Copy all lines in which the word "this" can be found.

>> START

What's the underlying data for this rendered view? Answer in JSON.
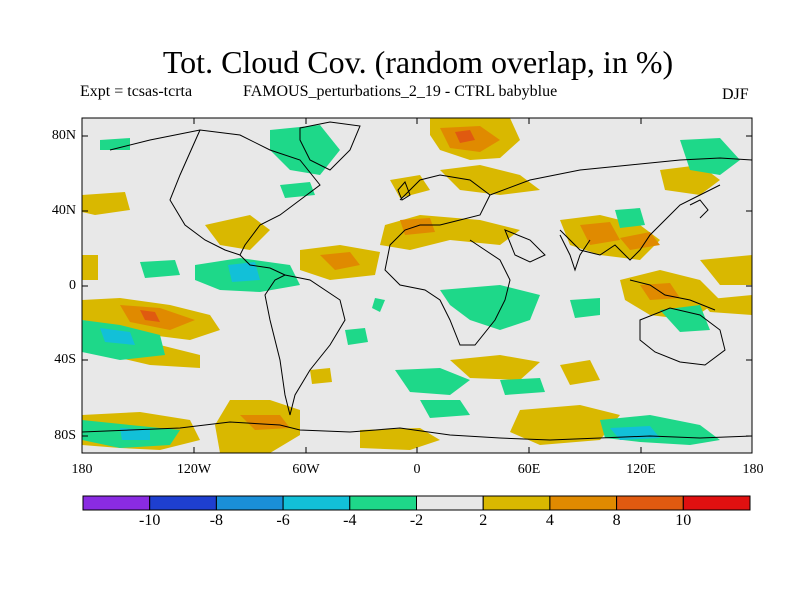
{
  "title": "Tot. Cloud Cov. (random overlap, in %)",
  "experiment": "Expt = tcsas-tcrta",
  "comparison": "FAMOUS_perturbations_2_19 - CTRL babyblue",
  "season": "DJF",
  "lat_labels": [
    "80N",
    "40N",
    "0",
    "40S",
    "80S"
  ],
  "lon_labels": [
    "180",
    "120W",
    "60W",
    "0",
    "60E",
    "120E",
    "180"
  ],
  "colorbar": {
    "labels": [
      "-10",
      "-8",
      "-6",
      "-4",
      "-2",
      "2",
      "4",
      "8",
      "10"
    ],
    "colors": [
      "#8a2be2",
      "#1e3fd0",
      "#1a8fd8",
      "#12c0d8",
      "#1ed889",
      "#e8e8e8",
      "#d9b800",
      "#e08a00",
      "#e05a10",
      "#e01010"
    ]
  },
  "map_colors": {
    "background": "#e8e8e8",
    "pos2": "#d9b800",
    "pos4": "#e08a00",
    "pos8": "#e05a10",
    "neg2": "#1ed889",
    "neg4": "#12c0d8",
    "coast": "#000000"
  }
}
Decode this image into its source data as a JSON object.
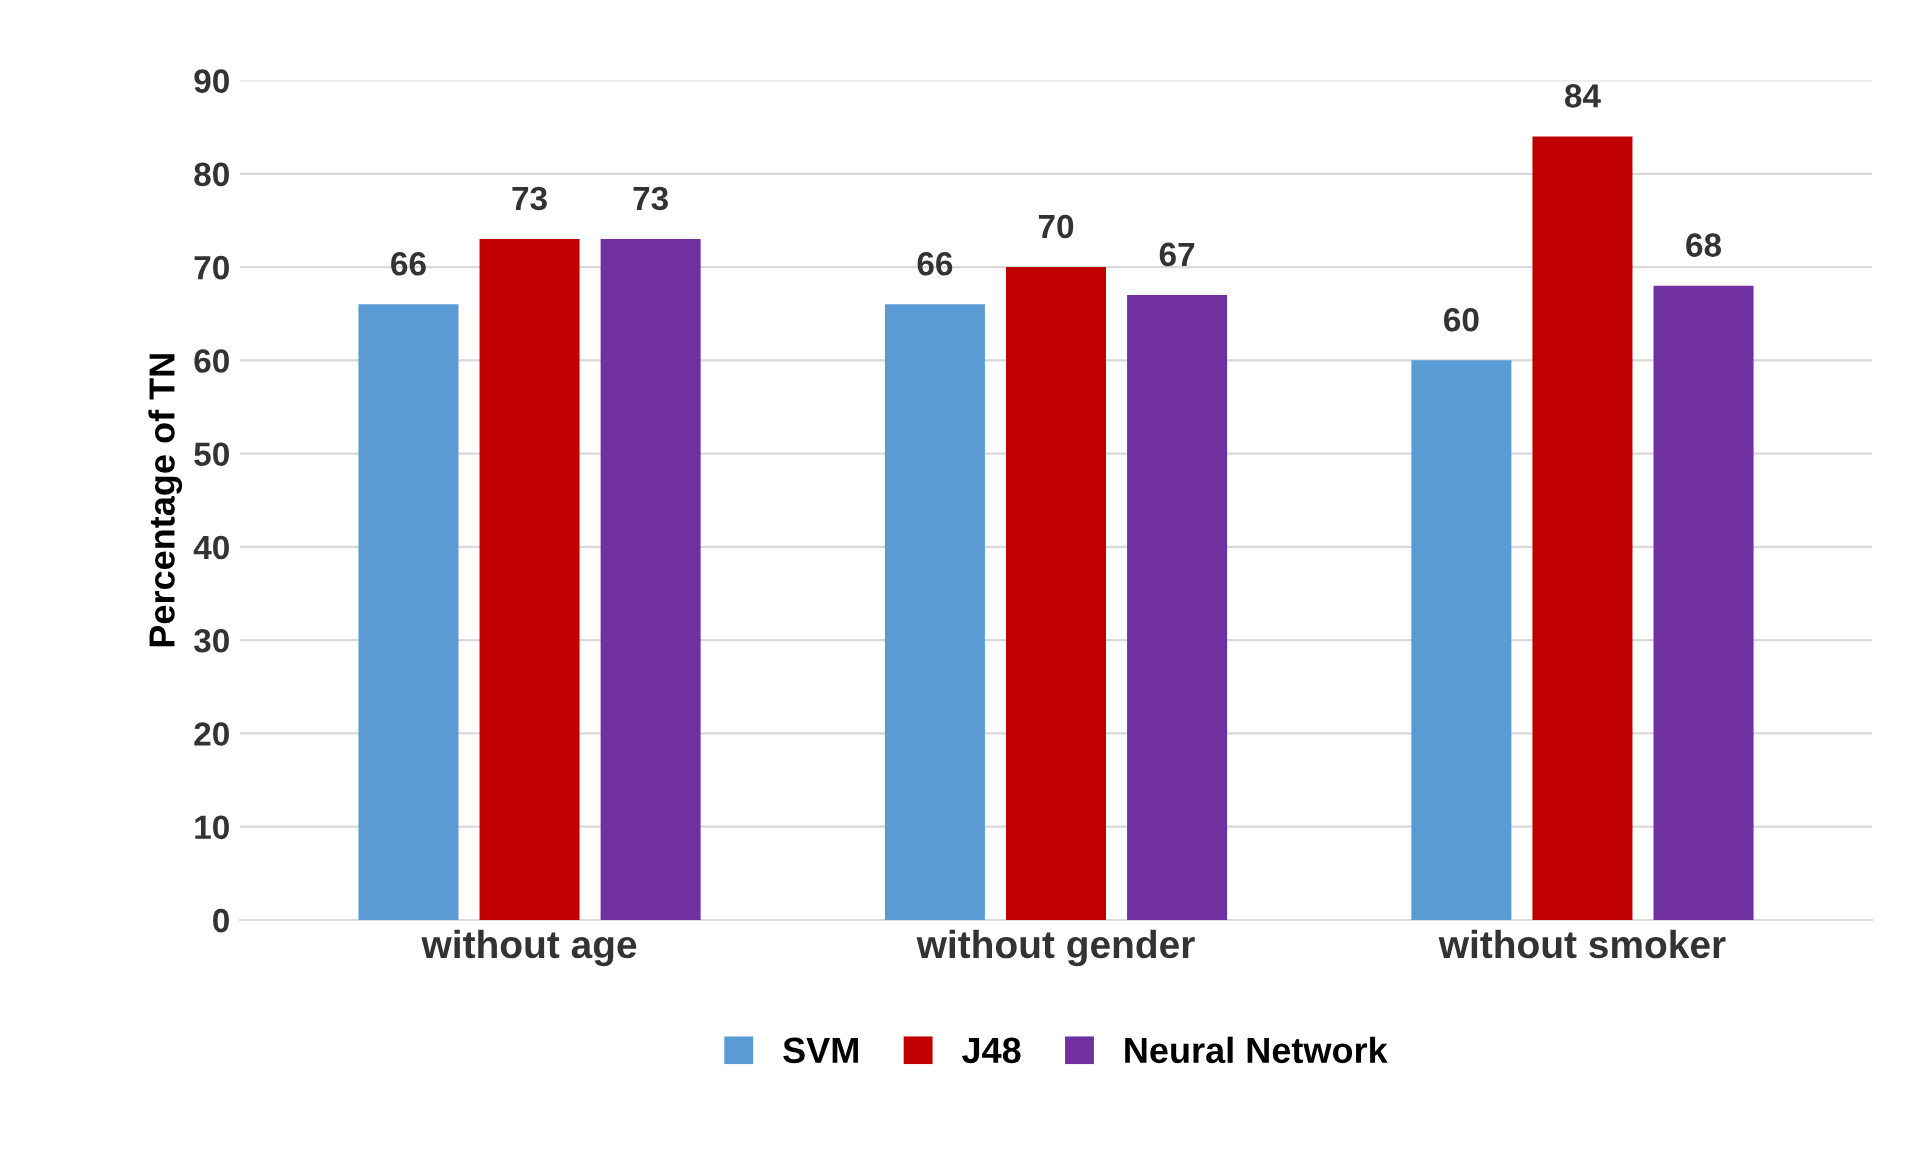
{
  "chart_data": {
    "type": "bar",
    "ylabel": "Percentage of TN",
    "categories": [
      "without age",
      "without gender",
      "without smoker"
    ],
    "series": [
      {
        "name": "SVM",
        "color": "#5b9bd5",
        "values": [
          66,
          66,
          60
        ]
      },
      {
        "name": "J48",
        "color": "#c00000",
        "values": [
          73,
          70,
          84
        ]
      },
      {
        "name": "Neural Network",
        "color": "#7030a0",
        "values": [
          73,
          67,
          68
        ]
      }
    ],
    "ylim": [
      0,
      90
    ],
    "yticks": [
      0,
      10,
      20,
      30,
      40,
      50,
      60,
      70,
      80,
      90
    ],
    "grid": "y",
    "legend": "bottom",
    "data_labels": true
  }
}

>> END

> _OUTPUT_
What's the underlying data for this rendered view? Answer in JSON.
Decode this image into its source data as a JSON object.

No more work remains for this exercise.